## INSTRUCTION:
Give back the entire listing verbatim.

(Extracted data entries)
________________

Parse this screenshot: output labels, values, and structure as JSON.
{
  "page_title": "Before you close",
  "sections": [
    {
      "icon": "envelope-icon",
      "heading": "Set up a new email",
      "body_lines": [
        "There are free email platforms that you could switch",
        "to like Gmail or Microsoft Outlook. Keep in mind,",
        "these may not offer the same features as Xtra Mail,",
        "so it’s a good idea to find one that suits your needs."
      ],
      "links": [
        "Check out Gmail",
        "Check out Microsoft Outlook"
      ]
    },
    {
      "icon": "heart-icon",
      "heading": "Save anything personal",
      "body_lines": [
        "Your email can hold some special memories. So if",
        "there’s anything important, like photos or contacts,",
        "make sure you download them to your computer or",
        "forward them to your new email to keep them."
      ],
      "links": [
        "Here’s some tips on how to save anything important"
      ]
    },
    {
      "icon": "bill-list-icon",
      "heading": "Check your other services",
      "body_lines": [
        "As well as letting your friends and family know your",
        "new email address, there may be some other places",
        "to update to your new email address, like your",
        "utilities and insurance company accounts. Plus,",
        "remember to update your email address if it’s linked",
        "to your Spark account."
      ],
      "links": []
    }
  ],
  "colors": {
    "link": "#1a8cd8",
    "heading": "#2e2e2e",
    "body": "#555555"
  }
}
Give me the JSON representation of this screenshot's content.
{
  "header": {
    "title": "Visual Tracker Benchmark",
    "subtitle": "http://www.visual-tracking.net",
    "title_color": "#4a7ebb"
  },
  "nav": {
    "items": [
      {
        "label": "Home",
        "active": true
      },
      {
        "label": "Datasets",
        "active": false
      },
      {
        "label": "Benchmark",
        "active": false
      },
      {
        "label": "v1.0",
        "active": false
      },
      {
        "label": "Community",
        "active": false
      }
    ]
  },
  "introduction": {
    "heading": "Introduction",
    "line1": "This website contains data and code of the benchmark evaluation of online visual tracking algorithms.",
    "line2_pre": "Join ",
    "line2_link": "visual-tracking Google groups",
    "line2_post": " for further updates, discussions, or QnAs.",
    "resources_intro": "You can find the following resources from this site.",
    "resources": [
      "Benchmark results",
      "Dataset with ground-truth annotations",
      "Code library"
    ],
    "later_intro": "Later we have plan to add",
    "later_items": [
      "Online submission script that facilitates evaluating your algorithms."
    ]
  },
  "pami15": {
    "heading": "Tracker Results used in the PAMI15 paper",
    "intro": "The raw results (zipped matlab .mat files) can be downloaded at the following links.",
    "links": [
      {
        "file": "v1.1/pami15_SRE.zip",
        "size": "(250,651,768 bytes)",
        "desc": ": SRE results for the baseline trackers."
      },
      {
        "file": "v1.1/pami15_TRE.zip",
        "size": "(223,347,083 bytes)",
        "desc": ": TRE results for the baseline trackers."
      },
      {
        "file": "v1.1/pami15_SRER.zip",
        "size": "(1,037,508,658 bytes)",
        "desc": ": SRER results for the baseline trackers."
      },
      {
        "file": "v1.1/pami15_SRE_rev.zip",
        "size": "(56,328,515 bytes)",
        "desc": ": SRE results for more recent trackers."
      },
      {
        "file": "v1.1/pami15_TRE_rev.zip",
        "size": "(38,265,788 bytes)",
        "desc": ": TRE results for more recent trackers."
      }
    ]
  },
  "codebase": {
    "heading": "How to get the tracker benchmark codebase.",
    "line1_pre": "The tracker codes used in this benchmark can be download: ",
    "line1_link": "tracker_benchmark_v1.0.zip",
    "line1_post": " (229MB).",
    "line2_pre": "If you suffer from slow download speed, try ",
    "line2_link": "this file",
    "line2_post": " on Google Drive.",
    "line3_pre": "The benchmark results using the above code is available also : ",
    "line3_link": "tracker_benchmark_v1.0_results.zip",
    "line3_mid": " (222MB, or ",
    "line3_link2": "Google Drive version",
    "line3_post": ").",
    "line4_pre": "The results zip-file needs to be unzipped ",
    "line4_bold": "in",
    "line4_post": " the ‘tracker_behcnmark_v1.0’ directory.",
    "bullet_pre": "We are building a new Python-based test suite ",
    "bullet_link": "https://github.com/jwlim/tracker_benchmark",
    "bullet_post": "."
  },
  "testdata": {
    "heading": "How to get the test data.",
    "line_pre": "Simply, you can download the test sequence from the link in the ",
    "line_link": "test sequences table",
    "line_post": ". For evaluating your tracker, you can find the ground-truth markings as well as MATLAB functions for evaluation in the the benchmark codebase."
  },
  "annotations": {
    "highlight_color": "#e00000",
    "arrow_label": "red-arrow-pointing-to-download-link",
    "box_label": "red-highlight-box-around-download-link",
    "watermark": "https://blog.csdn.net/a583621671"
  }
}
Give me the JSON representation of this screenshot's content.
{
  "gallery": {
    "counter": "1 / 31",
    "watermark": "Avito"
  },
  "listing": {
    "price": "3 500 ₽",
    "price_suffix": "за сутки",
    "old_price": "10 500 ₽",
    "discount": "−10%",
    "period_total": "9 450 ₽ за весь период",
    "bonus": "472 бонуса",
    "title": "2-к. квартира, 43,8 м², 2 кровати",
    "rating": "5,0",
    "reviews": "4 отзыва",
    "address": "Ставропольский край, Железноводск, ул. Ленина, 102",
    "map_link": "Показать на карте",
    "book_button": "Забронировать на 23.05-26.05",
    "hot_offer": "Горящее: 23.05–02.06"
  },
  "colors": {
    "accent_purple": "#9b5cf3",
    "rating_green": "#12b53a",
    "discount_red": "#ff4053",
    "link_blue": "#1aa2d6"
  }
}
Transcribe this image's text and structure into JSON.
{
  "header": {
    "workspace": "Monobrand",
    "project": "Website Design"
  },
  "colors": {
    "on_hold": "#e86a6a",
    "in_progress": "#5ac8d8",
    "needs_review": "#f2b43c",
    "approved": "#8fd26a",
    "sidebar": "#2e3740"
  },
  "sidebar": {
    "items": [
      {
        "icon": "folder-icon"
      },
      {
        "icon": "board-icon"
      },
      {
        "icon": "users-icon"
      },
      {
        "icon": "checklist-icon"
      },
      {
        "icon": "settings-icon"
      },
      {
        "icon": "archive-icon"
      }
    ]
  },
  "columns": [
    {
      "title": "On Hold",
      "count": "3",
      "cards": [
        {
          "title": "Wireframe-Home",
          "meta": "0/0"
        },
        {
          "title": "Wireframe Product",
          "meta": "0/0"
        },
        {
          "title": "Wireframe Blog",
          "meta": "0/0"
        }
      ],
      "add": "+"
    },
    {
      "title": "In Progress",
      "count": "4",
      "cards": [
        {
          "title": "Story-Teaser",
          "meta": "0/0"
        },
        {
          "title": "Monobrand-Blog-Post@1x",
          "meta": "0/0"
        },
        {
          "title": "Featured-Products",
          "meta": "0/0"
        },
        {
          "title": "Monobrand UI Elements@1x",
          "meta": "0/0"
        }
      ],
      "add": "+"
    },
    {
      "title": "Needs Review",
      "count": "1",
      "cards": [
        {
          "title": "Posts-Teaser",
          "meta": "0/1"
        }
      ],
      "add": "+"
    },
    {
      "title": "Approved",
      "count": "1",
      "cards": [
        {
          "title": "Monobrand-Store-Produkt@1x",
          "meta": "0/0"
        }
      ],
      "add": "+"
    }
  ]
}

________________

## COMPLETE OUTPUT:
Parse this screenshot: output labels, values, and structure as JSON.
{
  "page_title": "Before you close",
  "sections": [
    {
      "icon": "envelope-icon",
      "heading": "Set up a new email",
      "body_lines": [
        "There are free email platforms that you could switch",
        "to like Gmail or Microsoft Outlook. Keep in mind,",
        "these may not offer the same features as Xtra Mail,",
        "so it’s a good idea to find one that suits your needs."
      ],
      "links": [
        "Check out Gmail",
        "Check out Microsoft Outlook"
      ]
    },
    {
      "icon": "heart-icon",
      "heading": "Save anything personal",
      "body_lines": [
        "Your email can hold some special memories. So if",
        "there’s anything important, like photos or contacts,",
        "make sure you download them to your computer or",
        "forward them to your new email to keep them."
      ],
      "links": [
        "Here’s some tips on how to save anything important"
      ]
    },
    {
      "icon": "bill-list-icon",
      "heading": "Check your other services",
      "body_lines": [
        "As well as letting your friends and family know your",
        "new email address, there may be some other places",
        "to update to your new email address, like your",
        "utilities and insurance company accounts. Plus,",
        "remember to update your email address if it’s linked",
        "to your Spark account."
      ],
      "links": []
    }
  ],
  "colors": {
    "link": "#1a8cd8",
    "heading": "#2e2e2e",
    "body": "#555555"
  }
}
Give me the JSON representation of this screenshot's content.
{
  "header": {
    "title": "Visual Tracker Benchmark",
    "subtitle": "http://www.visual-tracking.net",
    "title_color": "#4a7ebb"
  },
  "nav": {
    "items": [
      {
        "label": "Home",
        "active": true
      },
      {
        "label": "Datasets",
        "active": false
      },
      {
        "label": "Benchmark",
        "active": false
      },
      {
        "label": "v1.0",
        "active": false
      },
      {
        "label": "Community",
        "active": false
      }
    ]
  },
  "introduction": {
    "heading": "Introduction",
    "line1": "This website contains data and code of the benchmark evaluation of online visual tracking algorithms.",
    "line2_pre": "Join ",
    "line2_link": "visual-tracking Google groups",
    "line2_post": " for further updates, discussions, or QnAs.",
    "resources_intro": "You can find the following resources from this site.",
    "resources": [
      "Benchmark results",
      "Dataset with ground-truth annotations",
      "Code library"
    ],
    "later_intro": "Later we have plan to add",
    "later_items": [
      "Online submission script that facilitates evaluating your algorithms."
    ]
  },
  "pami15": {
    "heading": "Tracker Results used in the PAMI15 paper",
    "intro": "The raw results (zipped matlab .mat files) can be downloaded at the following links.",
    "links": [
      {
        "file": "v1.1/pami15_SRE.zip",
        "size": "(250,651,768 bytes)",
        "desc": ": SRE results for the baseline trackers."
      },
      {
        "file": "v1.1/pami15_TRE.zip",
        "size": "(223,347,083 bytes)",
        "desc": ": TRE results for the baseline trackers."
      },
      {
        "file": "v1.1/pami15_SRER.zip",
        "size": "(1,037,508,658 bytes)",
        "desc": ": SRER results for the baseline trackers."
      },
      {
        "file": "v1.1/pami15_SRE_rev.zip",
        "size": "(56,328,515 bytes)",
        "desc": ": SRE results for more recent trackers."
      },
      {
        "file": "v1.1/pami15_TRE_rev.zip",
        "size": "(38,265,788 bytes)",
        "desc": ": TRE results for more recent trackers."
      }
    ]
  },
  "codebase": {
    "heading": "How to get the tracker benchmark codebase.",
    "line1_pre": "The tracker codes used in this benchmark can be download: ",
    "line1_link": "tracker_benchmark_v1.0.zip",
    "line1_post": " (229MB).",
    "line2_pre": "If you suffer from slow download speed, try ",
    "line2_link": "this file",
    "line2_post": " on Google Drive.",
    "line3_pre": "The benchmark results using the above code is available also : ",
    "line3_link": "tracker_benchmark_v1.0_results.zip",
    "line3_mid": " (222MB, or ",
    "line3_link2": "Google Drive version",
    "line3_post": ").",
    "line4_pre": "The results zip-file needs to be unzipped ",
    "line4_bold": "in",
    "line4_post": " the ‘tracker_behcnmark_v1.0’ directory.",
    "bullet_pre": "We are building a new Python-based test suite ",
    "bullet_link": "https://github.com/jwlim/tracker_benchmark",
    "bullet_post": "."
  },
  "testdata": {
    "heading": "How to get the test data.",
    "line_pre": "Simply, you can download the test sequence from the link in the ",
    "line_link": "test sequences table",
    "line_post": ". For evaluating your tracker, you can find the ground-truth markings as well as MATLAB functions for evaluation in the the benchmark codebase."
  },
  "annotations": {
    "highlight_color": "#e00000",
    "arrow_label": "red-arrow-pointing-to-download-link",
    "box_label": "red-highlight-box-around-download-link",
    "watermark": "https://blog.csdn.net/a583621671"
  }
}
Give me the JSON representation of this screenshot's content.
{
  "gallery": {
    "counter": "1 / 31",
    "watermark": "Avito"
  },
  "listing": {
    "price": "3 500 ₽",
    "price_suffix": "за сутки",
    "old_price": "10 500 ₽",
    "discount": "−10%",
    "period_total": "9 450 ₽ за весь период",
    "bonus": "472 бонуса",
    "title": "2-к. квартира, 43,8 м², 2 кровати",
    "rating": "5,0",
    "reviews": "4 отзыва",
    "address": "Ставропольский край, Железноводск, ул. Ленина, 102",
    "map_link": "Показать на карте",
    "book_button": "Забронировать на 23.05-26.05",
    "hot_offer": "Горящее: 23.05–02.06"
  },
  "colors": {
    "accent_purple": "#9b5cf3",
    "rating_green": "#12b53a",
    "discount_red": "#ff4053",
    "link_blue": "#1aa2d6"
  }
}
Transcribe this image's text and structure into JSON.
{
  "header": {
    "workspace": "Monobrand",
    "project": "Website Design"
  },
  "colors": {
    "on_hold": "#e86a6a",
    "in_progress": "#5ac8d8",
    "needs_review": "#f2b43c",
    "approved": "#8fd26a",
    "sidebar": "#2e3740"
  },
  "sidebar": {
    "items": [
      {
        "icon": "folder-icon"
      },
      {
        "icon": "board-icon"
      },
      {
        "icon": "users-icon"
      },
      {
        "icon": "checklist-icon"
      },
      {
        "icon": "settings-icon"
      },
      {
        "icon": "archive-icon"
      }
    ]
  },
  "columns": [
    {
      "title": "On Hold",
      "count": "3",
      "cards": [
        {
          "title": "Wireframe-Home",
          "meta": "0/0"
        },
        {
          "title": "Wireframe Product",
          "meta": "0/0"
        },
        {
          "title": "Wireframe Blog",
          "meta": "0/0"
        }
      ],
      "add": "+"
    },
    {
      "title": "In Progress",
      "count": "4",
      "cards": [
        {
          "title": "Story-Teaser",
          "meta": "0/0"
        },
        {
          "title": "Monobrand-Blog-Post@1x",
          "meta": "0/0"
        },
        {
          "title": "Featured-Products",
          "meta": "0/0"
        },
        {
          "title": "Monobrand UI Elements@1x",
          "meta": "0/0"
        }
      ],
      "add": "+"
    },
    {
      "title": "Needs Review",
      "count": "1",
      "cards": [
        {
          "title": "Posts-Teaser",
          "meta": "0/1"
        }
      ],
      "add": "+"
    },
    {
      "title": "Approved",
      "count": "1",
      "cards": [
        {
          "title": "Monobrand-Store-Produkt@1x",
          "meta": "0/0"
        }
      ],
      "add": "+"
    }
  ]
}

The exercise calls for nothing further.